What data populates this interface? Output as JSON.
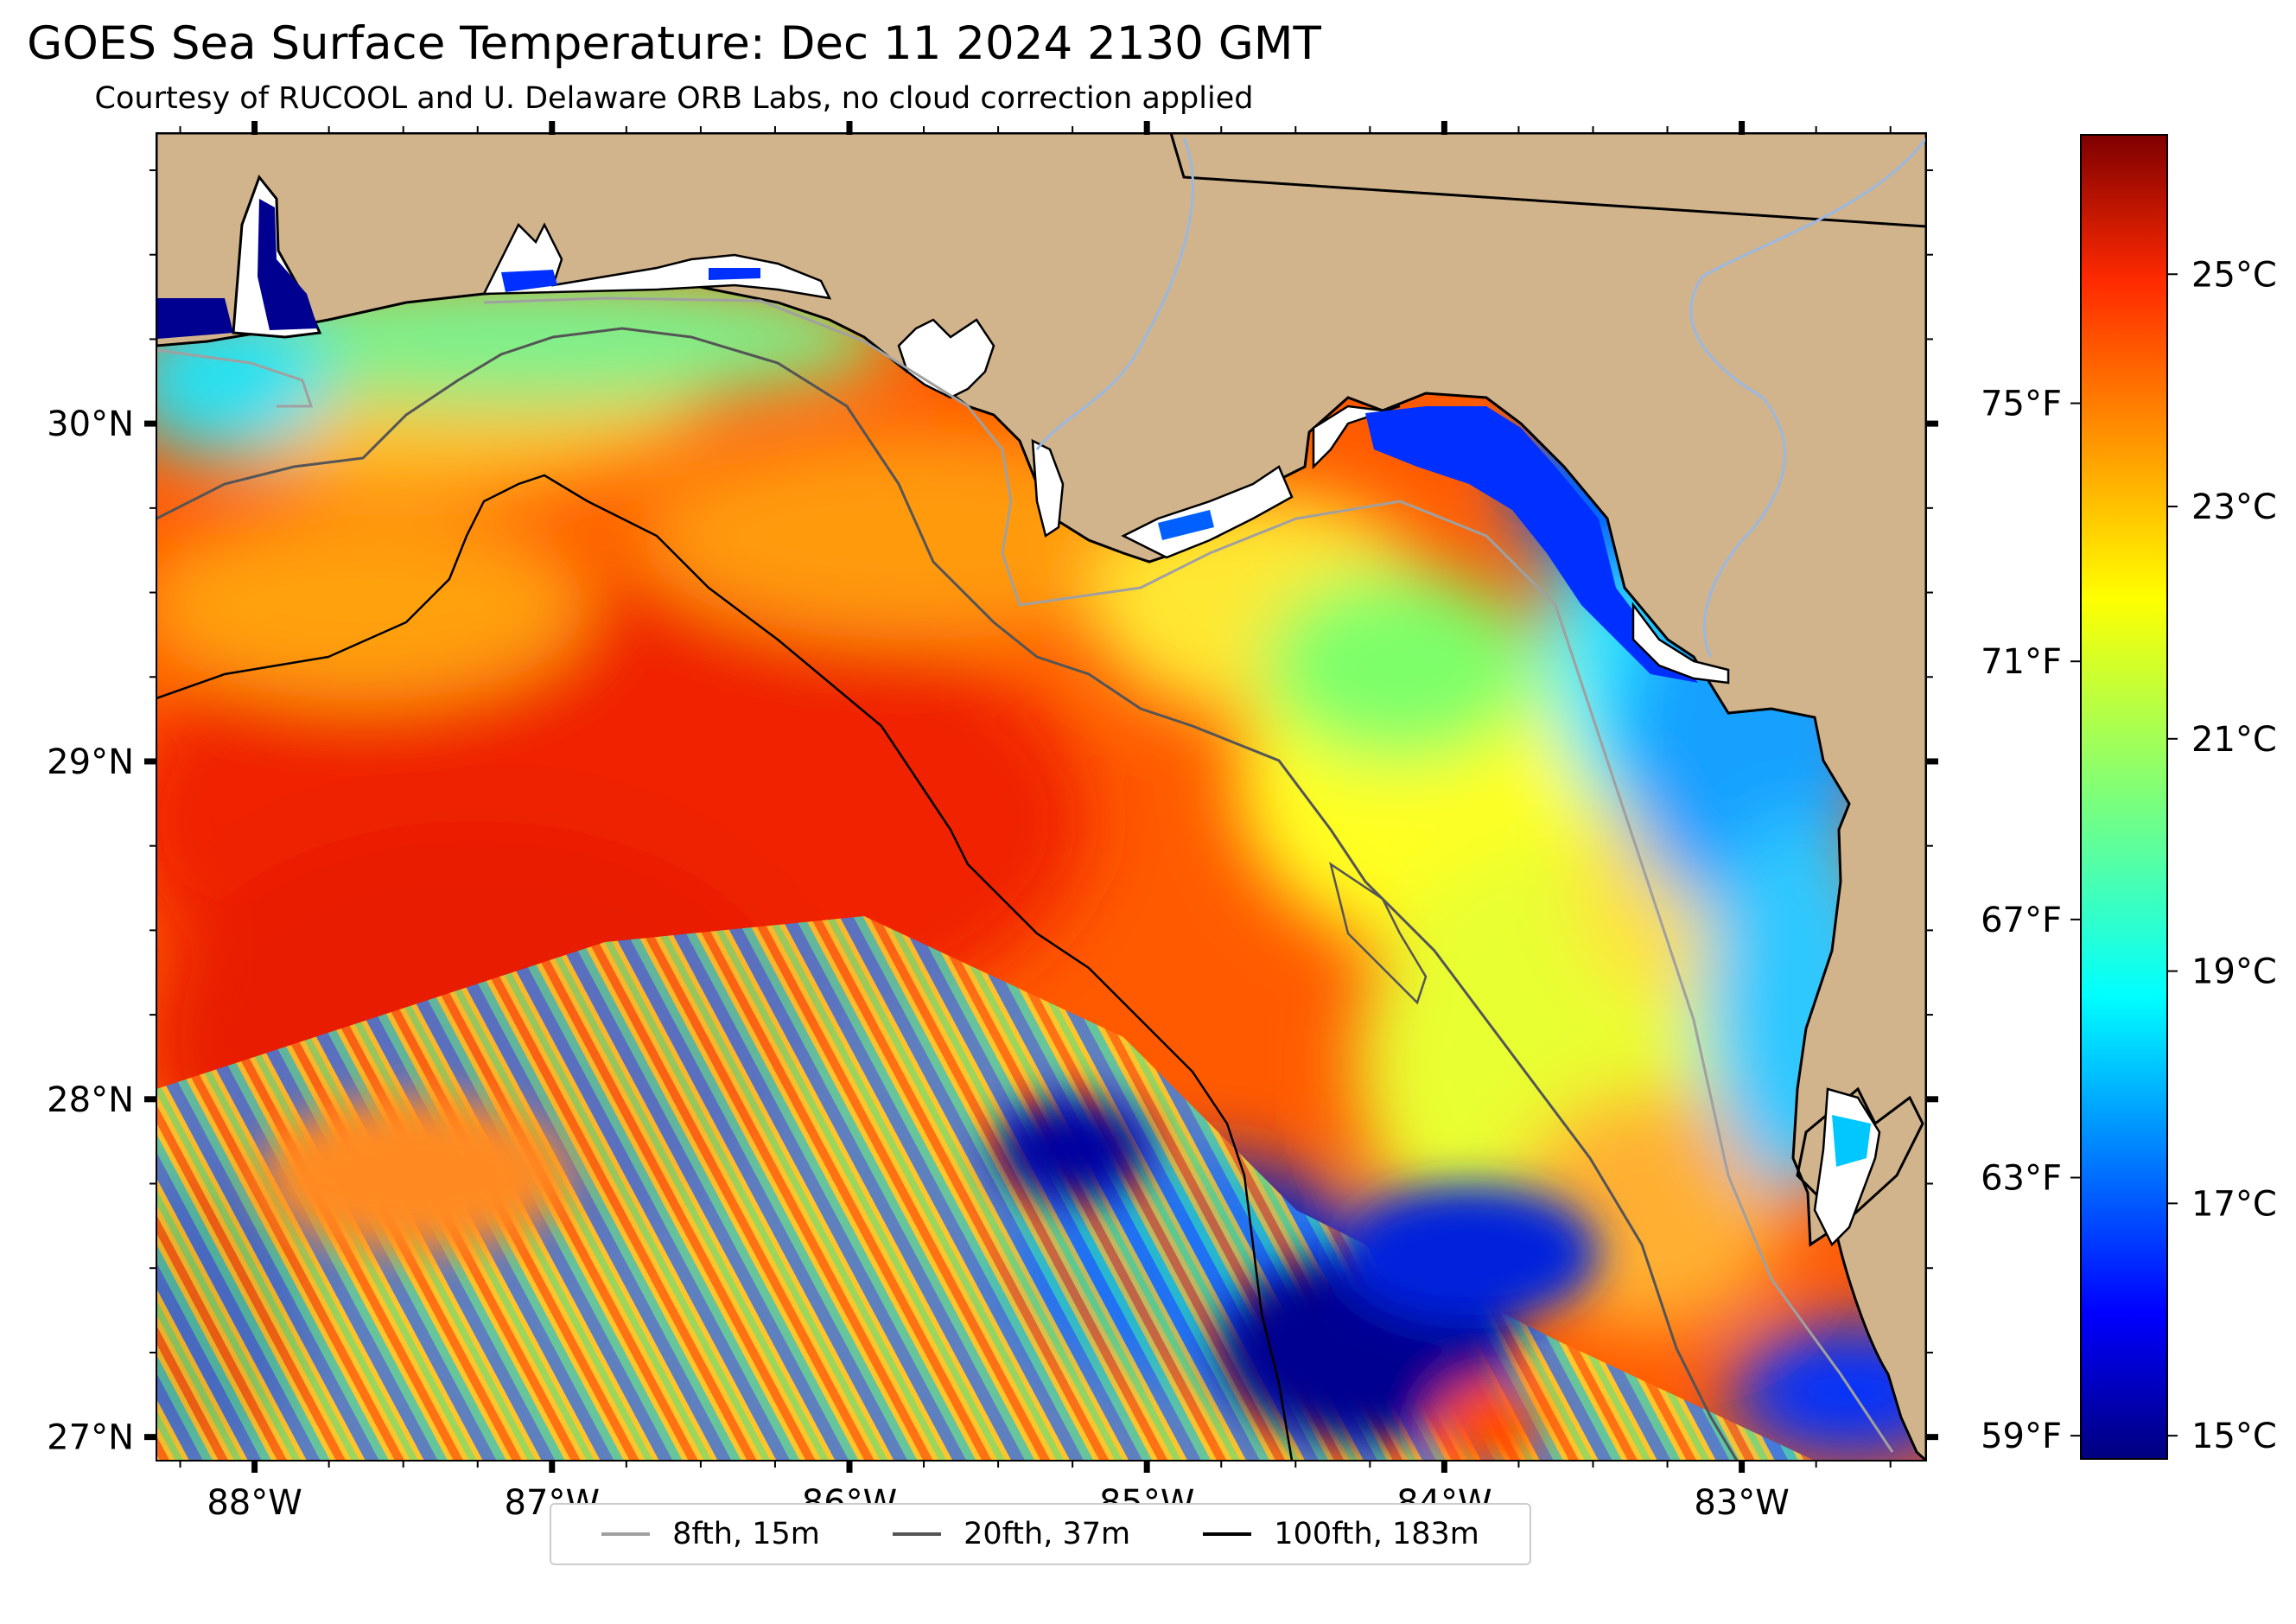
{
  "title": "GOES Sea Surface Temperature: Dec 11 2024 2130 GMT",
  "subtitle": "Courtesy of RUCOOL and U. Delaware ORB Labs, no cloud correction applied",
  "map": {
    "lon_range": [
      -88.33,
      -82.38
    ],
    "lat_range": [
      26.93,
      30.86
    ],
    "land_color": "#d2b48c",
    "lon_ticks": [
      {
        "lon": -88,
        "label": "88°W"
      },
      {
        "lon": -87,
        "label": "87°W"
      },
      {
        "lon": -86,
        "label": "86°W"
      },
      {
        "lon": -85,
        "label": "85°W"
      },
      {
        "lon": -84,
        "label": "84°W"
      },
      {
        "lon": -83,
        "label": "83°W"
      }
    ],
    "lat_ticks": [
      {
        "lat": 30,
        "label": "30°N"
      },
      {
        "lat": 29,
        "label": "29°N"
      },
      {
        "lat": 28,
        "label": "28°N"
      },
      {
        "lat": 27,
        "label": "27°N"
      }
    ]
  },
  "colorbar": {
    "colormap": "jet",
    "range_c": [
      14.8,
      26.2
    ],
    "celsius_ticks": [
      {
        "value": 25,
        "label": "25°C"
      },
      {
        "value": 23,
        "label": "23°C"
      },
      {
        "value": 21,
        "label": "21°C"
      },
      {
        "value": 19,
        "label": "19°C"
      },
      {
        "value": 17,
        "label": "17°C"
      },
      {
        "value": 15,
        "label": "15°C"
      }
    ],
    "fahrenheit_ticks": [
      {
        "value": 75,
        "label": "75°F"
      },
      {
        "value": 71,
        "label": "71°F"
      },
      {
        "value": 67,
        "label": "67°F"
      },
      {
        "value": 63,
        "label": "63°F"
      },
      {
        "value": 59,
        "label": "59°F"
      }
    ]
  },
  "legend": [
    {
      "label": "8fth, 15m",
      "color": "#a0a0a0"
    },
    {
      "label": "20fth, 37m",
      "color": "#555555"
    },
    {
      "label": "100fth, 183m",
      "color": "#000000"
    }
  ]
}
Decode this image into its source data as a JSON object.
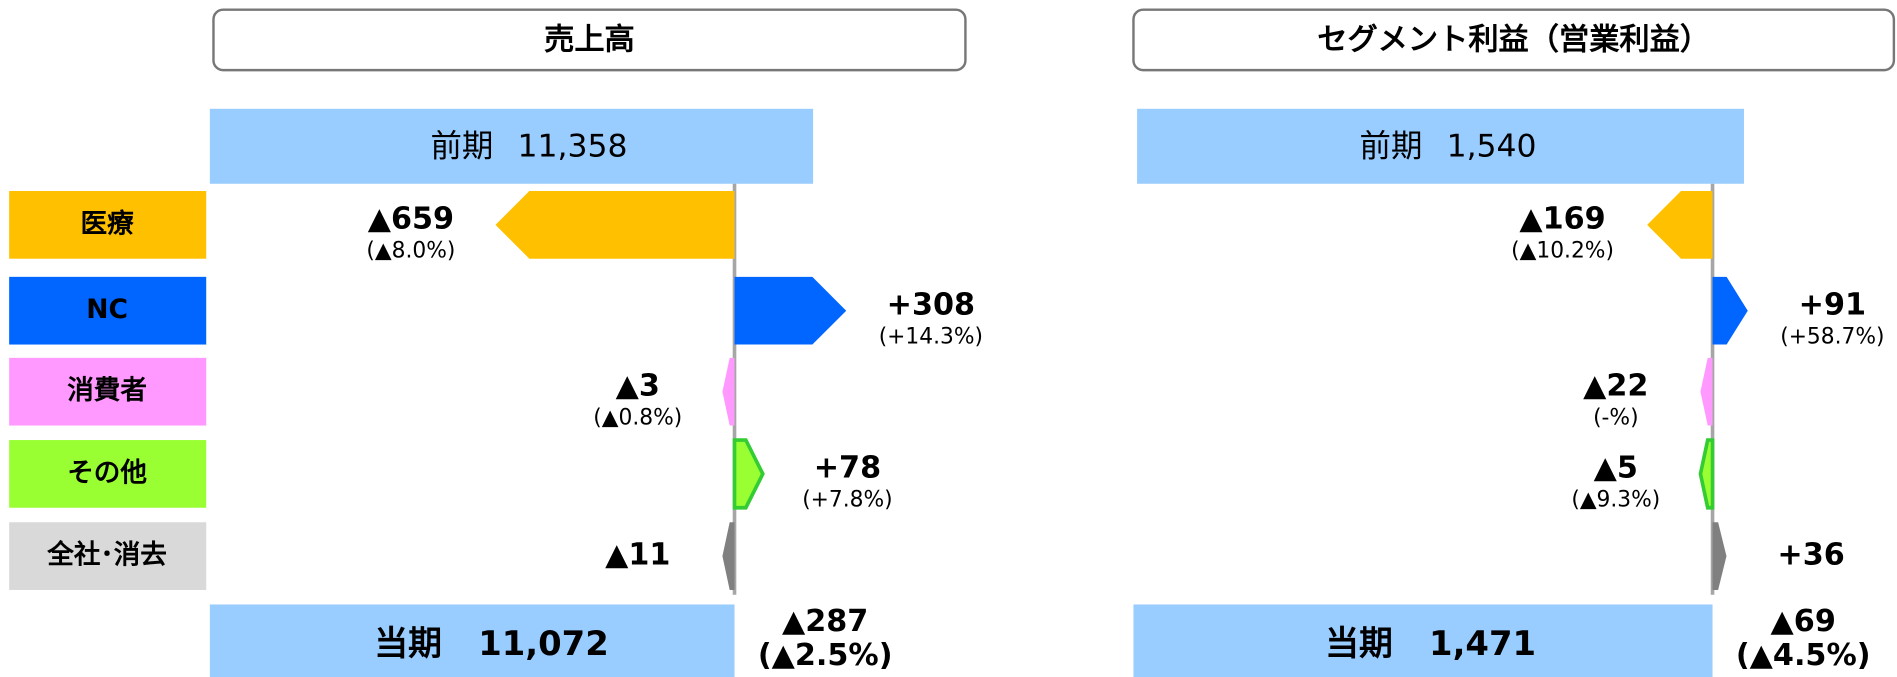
{
  "legend": [
    {
      "name": "医療",
      "color": "#FFC000"
    },
    {
      "name": "NC",
      "color": "#0066FF"
    },
    {
      "name": "消費者",
      "color": "#FF99FF"
    },
    {
      "name": "その他",
      "color": "#99FF33"
    },
    {
      "name": "全社･消去",
      "color": "#D9D9D9"
    }
  ],
  "chart_data": [
    {
      "type": "waterfall",
      "title": "売上高",
      "start_label": "前期",
      "start": 11358,
      "start_value_label": "11,358",
      "end_label": "当期",
      "end": 11072,
      "end_value_label": "11,072",
      "values": [
        -659,
        308,
        -3,
        78,
        -11
      ],
      "value_labels": [
        "▲659",
        "+308",
        "▲3",
        "+78",
        "▲11"
      ],
      "pct_labels": [
        "(▲8.0%)",
        "(+14.3%)",
        "(▲0.8%)",
        "(+7.8%)",
        null
      ],
      "colors": [
        "#FFC000",
        "#0066FF",
        "#FF99FF",
        "#99FF33",
        "#808080"
      ],
      "total_change": -287,
      "total_change_label": "▲287",
      "total_change_pct": "(▲2.5%)"
    },
    {
      "type": "waterfall",
      "title": "セグメント利益（営業利益）",
      "start_label": "前期",
      "start": 1540,
      "start_value_label": "1,540",
      "end_label": "当期",
      "end": 1471,
      "end_value_label": "1,471",
      "values": [
        -169,
        91,
        -22,
        -5,
        36
      ],
      "value_labels": [
        "▲169",
        "+91",
        "▲22",
        "▲5",
        "+36"
      ],
      "pct_labels": [
        "(▲10.2%)",
        "(+58.7%)",
        "(-%)",
        "(▲9.3%)",
        null
      ],
      "colors": [
        "#FFC000",
        "#0066FF",
        "#FF99FF",
        "#99FF33",
        "#808080"
      ],
      "total_change": -69,
      "total_change_label": "▲69",
      "total_change_pct": "(▲4.5%)"
    }
  ]
}
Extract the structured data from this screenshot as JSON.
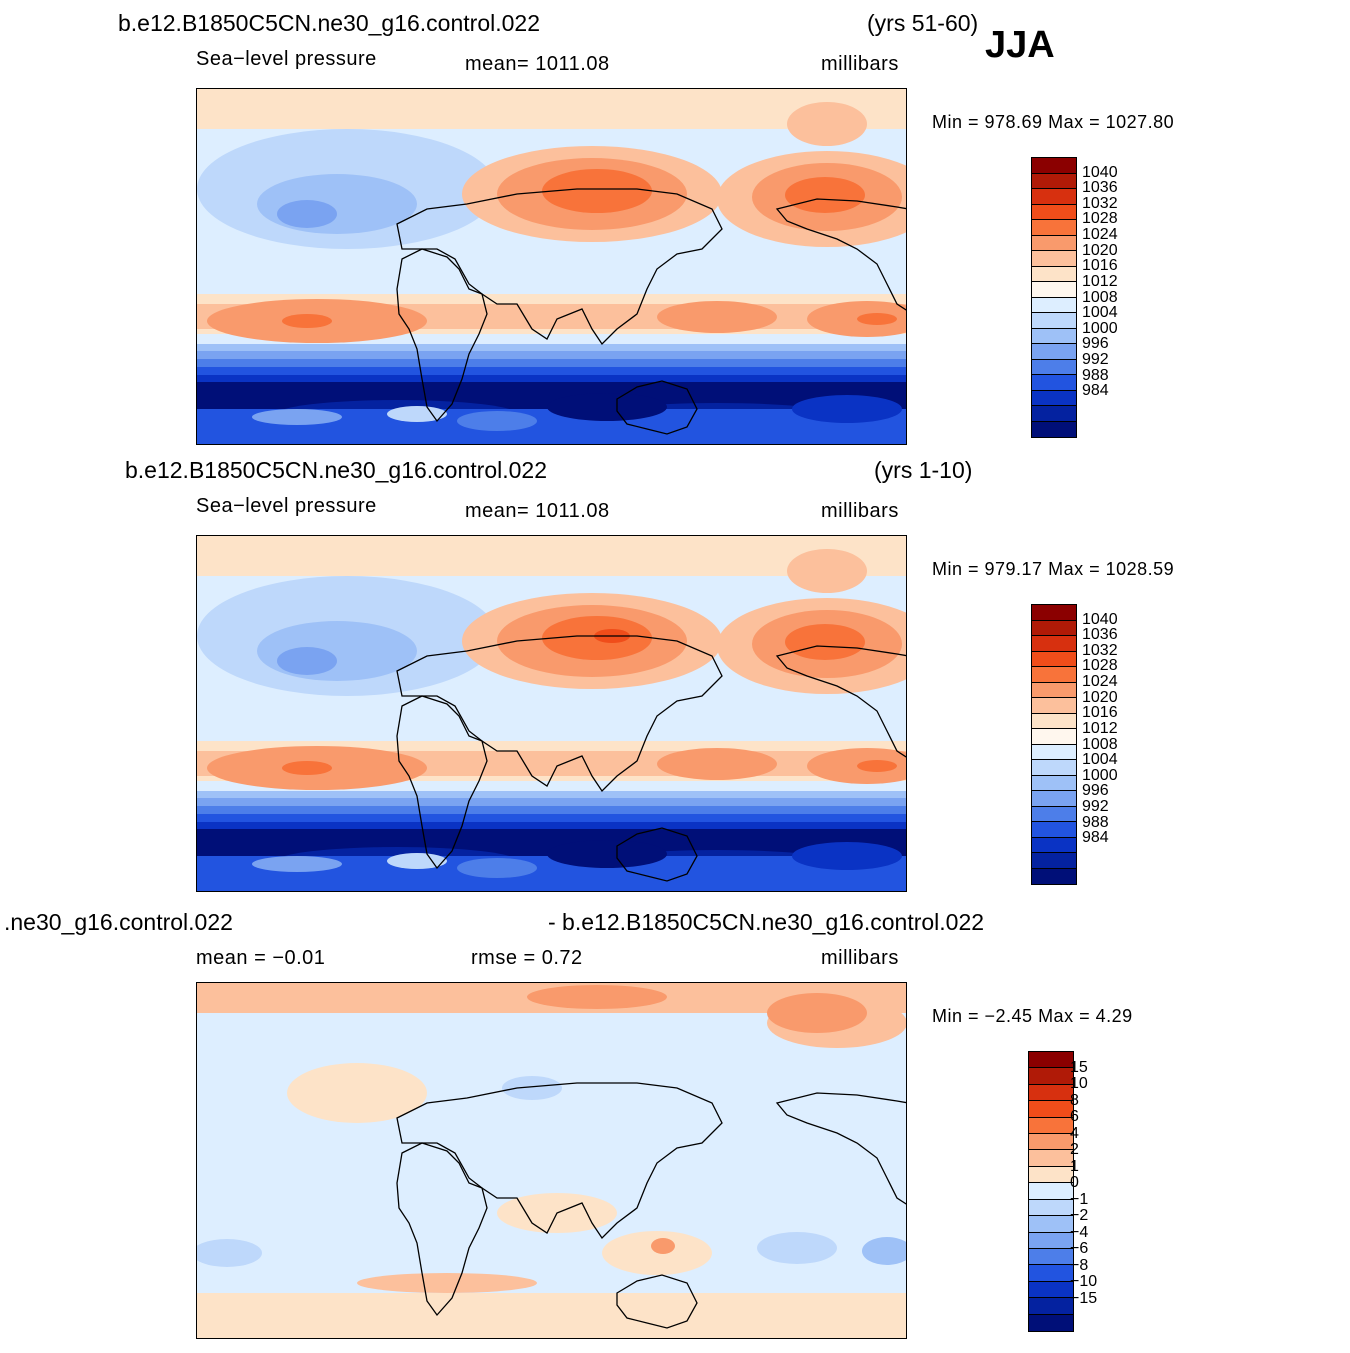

★ ★ ★ ★ ★ ★ ★

--- WORK REQUIRED ---
Extract all the entries word for word; omit any pictures.

--- SOLVED EXERCISE ---
What data populates this interface? Output as JSON.
{
  "title": "GOES Sea Surface Temperature: Dec 11 2024 2130 GMT",
  "subtitle": "Courtesy of RUCOOL and U. Delaware ORB Labs, no cloud correction applied",
  "map": {
    "lon_range": [
      -88.33,
      -82.38
    ],
    "lat_range": [
      26.93,
      30.86
    ],
    "land_color": "#d2b48c",
    "lon_ticks": [
      {
        "lon": -88,
        "label": "88°W"
      },
      {
        "lon": -87,
        "label": "87°W"
      },
      {
        "lon": -86,
        "label": "86°W"
      },
      {
        "lon": -85,
        "label": "85°W"
      },
      {
        "lon": -84,
        "label": "84°W"
      },
      {
        "lon": -83,
        "label": "83°W"
      }
    ],
    "lat_ticks": [
      {
        "lat": 30,
        "label": "30°N"
      },
      {
        "lat": 29,
        "label": "29°N"
      },
      {
        "lat": 28,
        "label": "28°N"
      },
      {
        "lat": 27,
        "label": "27°N"
      }
    ]
  },
  "colorbar": {
    "colormap": "jet",
    "range_c": [
      14.8,
      26.2
    ],
    "celsius_ticks": [
      {
        "value": 25,
        "label": "25°C"
      },
      {
        "value": 23,
        "label": "23°C"
      },
      {
        "value": 21,
        "label": "21°C"
      },
      {
        "value": 19,
        "label": "19°C"
      },
      {
        "value": 17,
        "label": "17°C"
      },
      {
        "value": 15,
        "label": "15°C"
      }
    ],
    "fahrenheit_ticks": [
      {
        "value": 75,
        "label": "75°F"
      },
      {
        "value": 71,
        "label": "71°F"
      },
      {
        "value": 67,
        "label": "67°F"
      },
      {
        "value": 63,
        "label": "63°F"
      },
      {
        "value": 59,
        "label": "59°F"
      }
    ]
  },
  "legend": [
    {
      "label": "8fth, 15m",
      "color": "#a0a0a0"
    },
    {
      "label": "20fth, 37m",
      "color": "#555555"
    },
    {
      "label": "100fth, 183m",
      "color": "#000000"
    }
  ]
}
Decode this image into its source data as a JSON object.
{
  "legend": [
    {
      "name": "医療",
      "color": "#FFC000"
    },
    {
      "name": "NC",
      "color": "#0066FF"
    },
    {
      "name": "消費者",
      "color": "#FF99FF"
    },
    {
      "name": "その他",
      "color": "#99FF33"
    },
    {
      "name": "全社･消去",
      "color": "#D9D9D9"
    }
  ],
  "chart_data": [
    {
      "type": "waterfall",
      "title": "売上高",
      "start_label": "前期",
      "start": 11358,
      "start_value_label": "11,358",
      "end_label": "当期",
      "end": 11072,
      "end_value_label": "11,072",
      "values": [
        -659,
        308,
        -3,
        78,
        -11
      ],
      "value_labels": [
        "▲659",
        "+308",
        "▲3",
        "+78",
        "▲11"
      ],
      "pct_labels": [
        "(▲8.0%)",
        "(+14.3%)",
        "(▲0.8%)",
        "(+7.8%)",
        null
      ],
      "colors": [
        "#FFC000",
        "#0066FF",
        "#FF99FF",
        "#99FF33",
        "#808080"
      ],
      "total_change": -287,
      "total_change_label": "▲287",
      "total_change_pct": "(▲2.5%)"
    },
    {
      "type": "waterfall",
      "title": "セグメント利益（営業利益）",
      "start_label": "前期",
      "start": 1540,
      "start_value_label": "1,540",
      "end_label": "当期",
      "end": 1471,
      "end_value_label": "1,471",
      "values": [
        -169,
        91,
        -22,
        -5,
        36
      ],
      "value_labels": [
        "▲169",
        "+91",
        "▲22",
        "▲5",
        "+36"
      ],
      "pct_labels": [
        "(▲10.2%)",
        "(+58.7%)",
        "(-%)",
        "(▲9.3%)",
        null
      ],
      "colors": [
        "#FFC000",
        "#0066FF",
        "#FF99FF",
        "#99FF33",
        "#808080"
      ],
      "total_change": -69,
      "total_change_label": "▲69",
      "total_change_pct": "(▲4.5%)"
    }
  ]
}
Extract the structured data from this screenshot as JSON.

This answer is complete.